----- Provided data -----

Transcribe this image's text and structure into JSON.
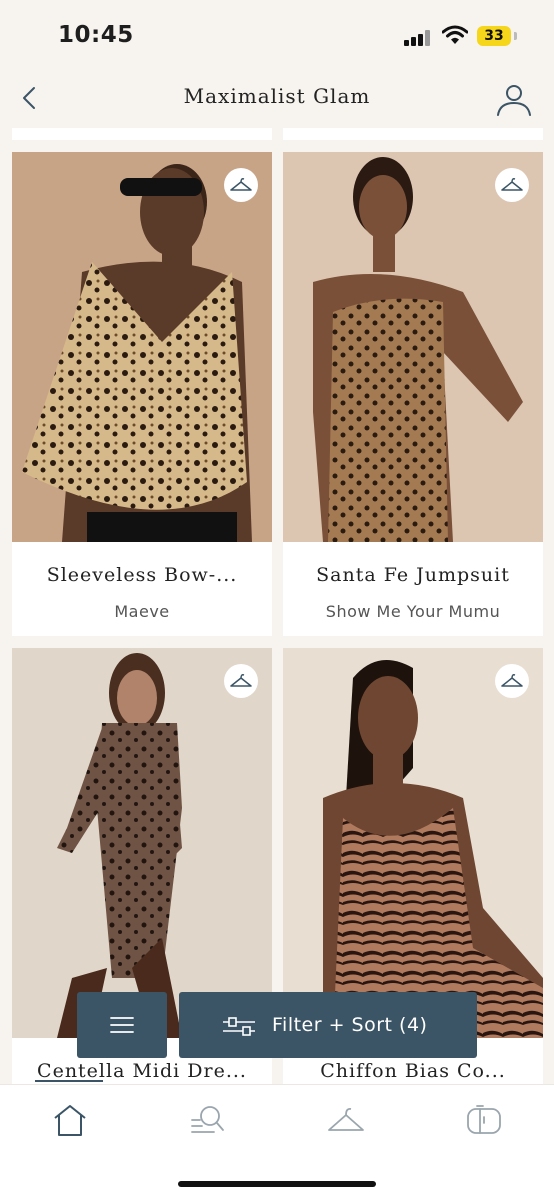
{
  "status_bar": {
    "time": "10:45",
    "battery": "33"
  },
  "header": {
    "title": "Maximalist Glam",
    "back_icon": "chevron-left-icon",
    "account_icon": "user-icon"
  },
  "products": [
    {
      "name": "Sleeveless Bow-...",
      "brand": "Maeve",
      "wishlist_icon": "hanger-icon"
    },
    {
      "name": "Santa Fe Jumpsuit",
      "brand": "Show Me Your Mumu",
      "wishlist_icon": "hanger-icon"
    },
    {
      "name": "Centella Midi Dre...",
      "brand": "",
      "wishlist_icon": "hanger-icon"
    },
    {
      "name": "Chiffon Bias Co...",
      "brand": "",
      "wishlist_icon": "hanger-icon"
    }
  ],
  "controls": {
    "menu_icon": "hamburger-icon",
    "filter_label": "Filter + Sort (4)",
    "filter_icon": "sliders-icon"
  },
  "bottom_nav": [
    {
      "name": "home",
      "icon": "home-icon"
    },
    {
      "name": "search",
      "icon": "search-icon"
    },
    {
      "name": "hanger",
      "icon": "hanger-icon"
    },
    {
      "name": "closet",
      "icon": "closet-icon"
    }
  ],
  "colors": {
    "accent": "#3b5566",
    "background": "#f7f3ef",
    "battery": "#f6d61b"
  }
}
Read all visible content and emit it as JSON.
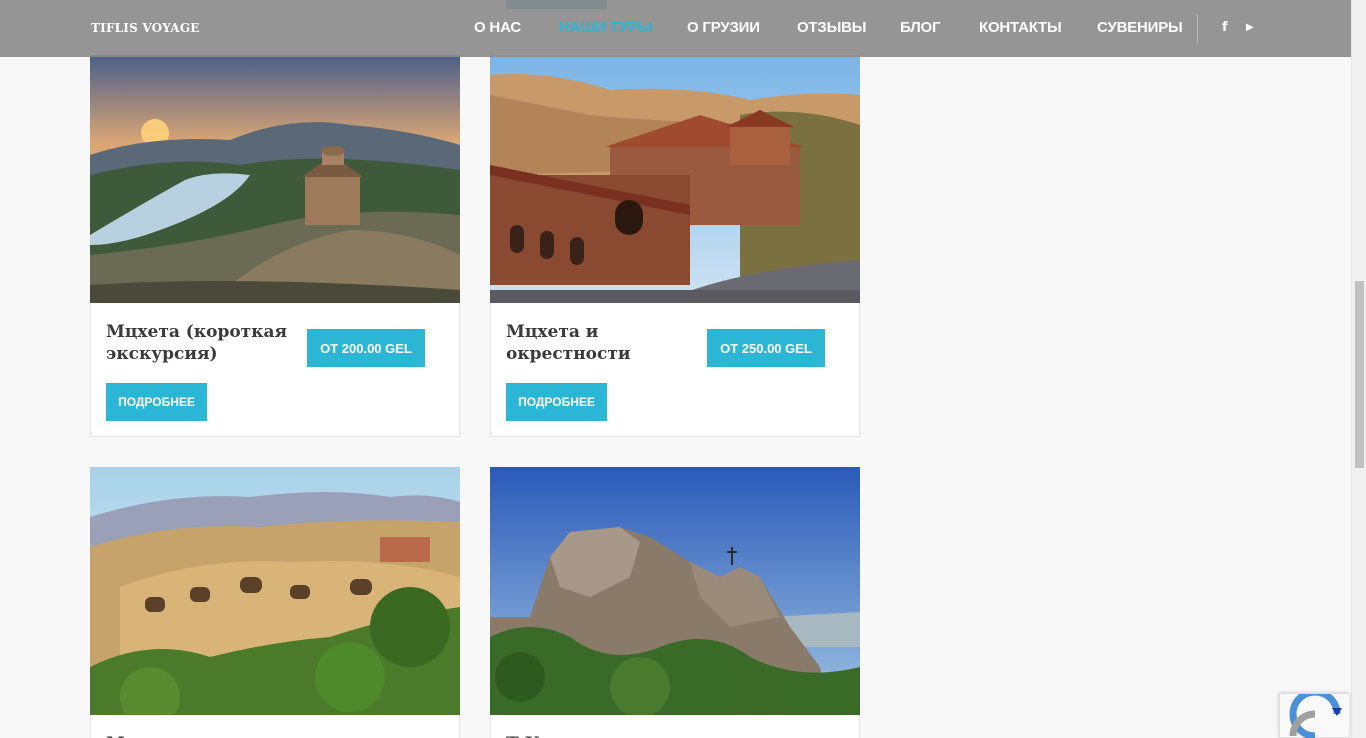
{
  "header": {
    "logo": "TIFLIS VOYAGE",
    "nav": [
      {
        "label": "О НАС",
        "active": false
      },
      {
        "label": "НАШИ ТУРЫ",
        "active": true
      },
      {
        "label": "О ГРУЗИИ",
        "active": false
      },
      {
        "label": "ОТЗЫВЫ",
        "active": false
      },
      {
        "label": "БЛОГ",
        "active": false
      },
      {
        "label": "КОНТАКТЫ",
        "active": false
      },
      {
        "label": "СУВЕНИРЫ",
        "active": false
      }
    ],
    "social": [
      {
        "icon": "facebook-icon",
        "glyph": "f"
      },
      {
        "icon": "youtube-icon",
        "glyph": "▶"
      }
    ]
  },
  "tours": [
    {
      "title": "Мцхета (короткая экскурсия)",
      "price": "ОТ 200.00 GEL",
      "more": "ПОДРОБНЕЕ"
    },
    {
      "title": "Мцхета и окрестности",
      "price": "ОТ 250.00 GEL",
      "more": "ПОДРОБНЕЕ"
    },
    {
      "title": "М",
      "price": "",
      "more": ""
    },
    {
      "title": "Т К",
      "price": "",
      "more": ""
    }
  ],
  "colors": {
    "accent": "#2cb6d6",
    "navbar": "#8c8c8c",
    "title_text": "#3a3a3a",
    "background": "#f8f8f8"
  }
}
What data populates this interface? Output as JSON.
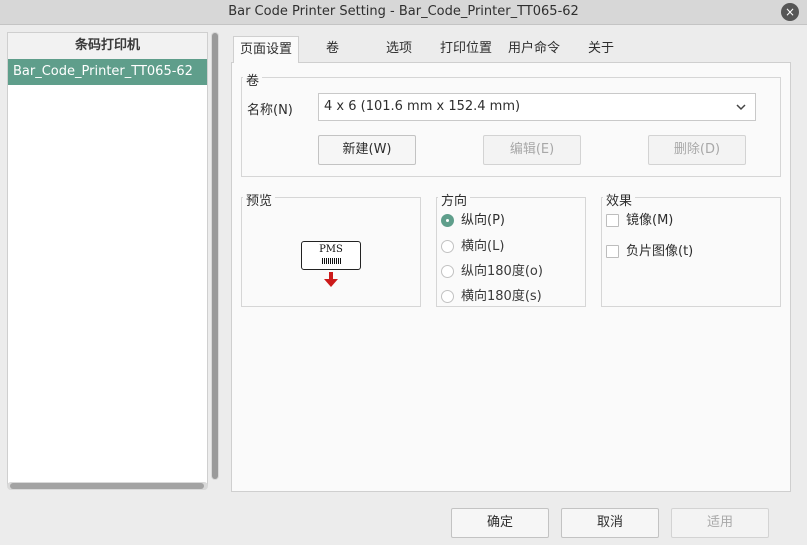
{
  "window": {
    "title": "Bar Code Printer Setting - Bar_Code_Printer_TT065-62",
    "close_glyph": "×"
  },
  "sidebar": {
    "header": "条码打印机",
    "items": [
      {
        "label": "Bar_Code_Printer_TT065-62",
        "selected": true
      }
    ]
  },
  "tabs": [
    {
      "label": "页面设置",
      "active": true
    },
    {
      "label": "卷"
    },
    {
      "label": "选项"
    },
    {
      "label": "打印位置"
    },
    {
      "label": "用户命令"
    },
    {
      "label": "关于"
    }
  ],
  "roll_group": {
    "title": "卷",
    "name_label": "名称(N)",
    "name_value": "4 x 6  (101.6 mm x 152.4 mm)",
    "new_button": "新建(W)",
    "edit_button": "编辑(E)",
    "delete_button": "删除(D)"
  },
  "preview_group": {
    "title": "预览",
    "label_text": "PMS"
  },
  "orientation_group": {
    "title": "方向",
    "options": [
      {
        "label": "纵向(P)",
        "selected": true
      },
      {
        "label": "横向(L)",
        "selected": false
      },
      {
        "label": "纵向180度(o)",
        "selected": false
      },
      {
        "label": "横向180度(s)",
        "selected": false
      }
    ]
  },
  "effects_group": {
    "title": "效果",
    "options": [
      {
        "label": "镜像(M)",
        "checked": false
      },
      {
        "label": "负片图像(t)",
        "checked": false
      }
    ]
  },
  "footer": {
    "ok": "确定",
    "cancel": "取消",
    "apply": "适用"
  },
  "colors": {
    "accent": "#5f9e8b",
    "arrow": "#cc1a1a"
  }
}
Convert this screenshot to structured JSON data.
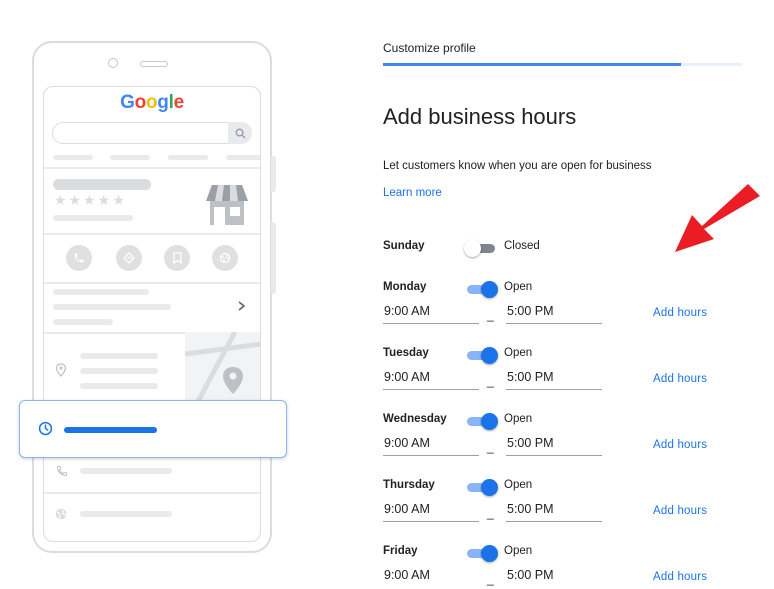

-----

**Aim of the exercise**
Retype every entry verbatim and exclude the pictures from the copy.

**Solution below**
Transcribe this image's text and structure into JSON.
{
  "status_bar": {
    "time": "10:45",
    "battery": "33"
  },
  "header": {
    "title": "Maximalist Glam",
    "back_icon": "chevron-left-icon",
    "account_icon": "user-icon"
  },
  "products": [
    {
      "name": "Sleeveless Bow-...",
      "brand": "Maeve",
      "wishlist_icon": "hanger-icon"
    },
    {
      "name": "Santa Fe Jumpsuit",
      "brand": "Show Me Your Mumu",
      "wishlist_icon": "hanger-icon"
    },
    {
      "name": "Centella Midi Dre...",
      "brand": "",
      "wishlist_icon": "hanger-icon"
    },
    {
      "name": "Chiffon Bias Co...",
      "brand": "",
      "wishlist_icon": "hanger-icon"
    }
  ],
  "controls": {
    "menu_icon": "hamburger-icon",
    "filter_label": "Filter + Sort (4)",
    "filter_icon": "sliders-icon"
  },
  "bottom_nav": [
    {
      "name": "home",
      "icon": "home-icon"
    },
    {
      "name": "search",
      "icon": "search-icon"
    },
    {
      "name": "hanger",
      "icon": "hanger-icon"
    },
    {
      "name": "closet",
      "icon": "closet-icon"
    }
  ],
  "colors": {
    "accent": "#3b5566",
    "background": "#f7f3ef",
    "battery": "#f6d61b"
  }
}
Read all visible content and emit it as JSON.
{
  "header": {
    "logo": "TIFLIS VOYAGE",
    "nav": [
      {
        "label": "О НАС",
        "active": false
      },
      {
        "label": "НАШИ ТУРЫ",
        "active": true
      },
      {
        "label": "О ГРУЗИИ",
        "active": false
      },
      {
        "label": "ОТЗЫВЫ",
        "active": false
      },
      {
        "label": "БЛОГ",
        "active": false
      },
      {
        "label": "КОНТАКТЫ",
        "active": false
      },
      {
        "label": "СУВЕНИРЫ",
        "active": false
      }
    ],
    "social": [
      {
        "icon": "facebook-icon",
        "glyph": "f"
      },
      {
        "icon": "youtube-icon",
        "glyph": "▶"
      }
    ]
  },
  "tours": [
    {
      "title": "Мцхета (короткая экскурсия)",
      "price": "ОТ 200.00 GEL",
      "more": "ПОДРОБНЕЕ"
    },
    {
      "title": "Мцхета и окрестности",
      "price": "ОТ 250.00 GEL",
      "more": "ПОДРОБНЕЕ"
    },
    {
      "title": "М",
      "price": "",
      "more": ""
    },
    {
      "title": "Т К",
      "price": "",
      "more": ""
    }
  ],
  "colors": {
    "accent": "#2cb6d6",
    "navbar": "#8c8c8c",
    "title_text": "#3a3a3a",
    "background": "#f8f8f8"
  }
}
What data populates this interface? Output as JSON.
{
  "window": {
    "title": "Bar Code Printer Setting - Bar_Code_Printer_TT065-62",
    "close_glyph": "×"
  },
  "sidebar": {
    "header": "条码打印机",
    "items": [
      {
        "label": "Bar_Code_Printer_TT065-62",
        "selected": true
      }
    ]
  },
  "tabs": [
    {
      "label": "页面设置",
      "active": true
    },
    {
      "label": "卷"
    },
    {
      "label": "选项"
    },
    {
      "label": "打印位置"
    },
    {
      "label": "用户命令"
    },
    {
      "label": "关于"
    }
  ],
  "roll_group": {
    "title": "卷",
    "name_label": "名称(N)",
    "name_value": "4 x 6  (101.6 mm x 152.4 mm)",
    "new_button": "新建(W)",
    "edit_button": "编辑(E)",
    "delete_button": "删除(D)"
  },
  "preview_group": {
    "title": "预览",
    "label_text": "PMS"
  },
  "orientation_group": {
    "title": "方向",
    "options": [
      {
        "label": "纵向(P)",
        "selected": true
      },
      {
        "label": "横向(L)",
        "selected": false
      },
      {
        "label": "纵向180度(o)",
        "selected": false
      },
      {
        "label": "横向180度(s)",
        "selected": false
      }
    ]
  },
  "effects_group": {
    "title": "效果",
    "options": [
      {
        "label": "镜像(M)",
        "checked": false
      },
      {
        "label": "负片图像(t)",
        "checked": false
      }
    ]
  },
  "footer": {
    "ok": "确定",
    "cancel": "取消",
    "apply": "适用"
  },
  "colors": {
    "accent": "#5f9e8b",
    "arrow": "#cc1a1a"
  }
}
Convert this screenshot to structured JSON data.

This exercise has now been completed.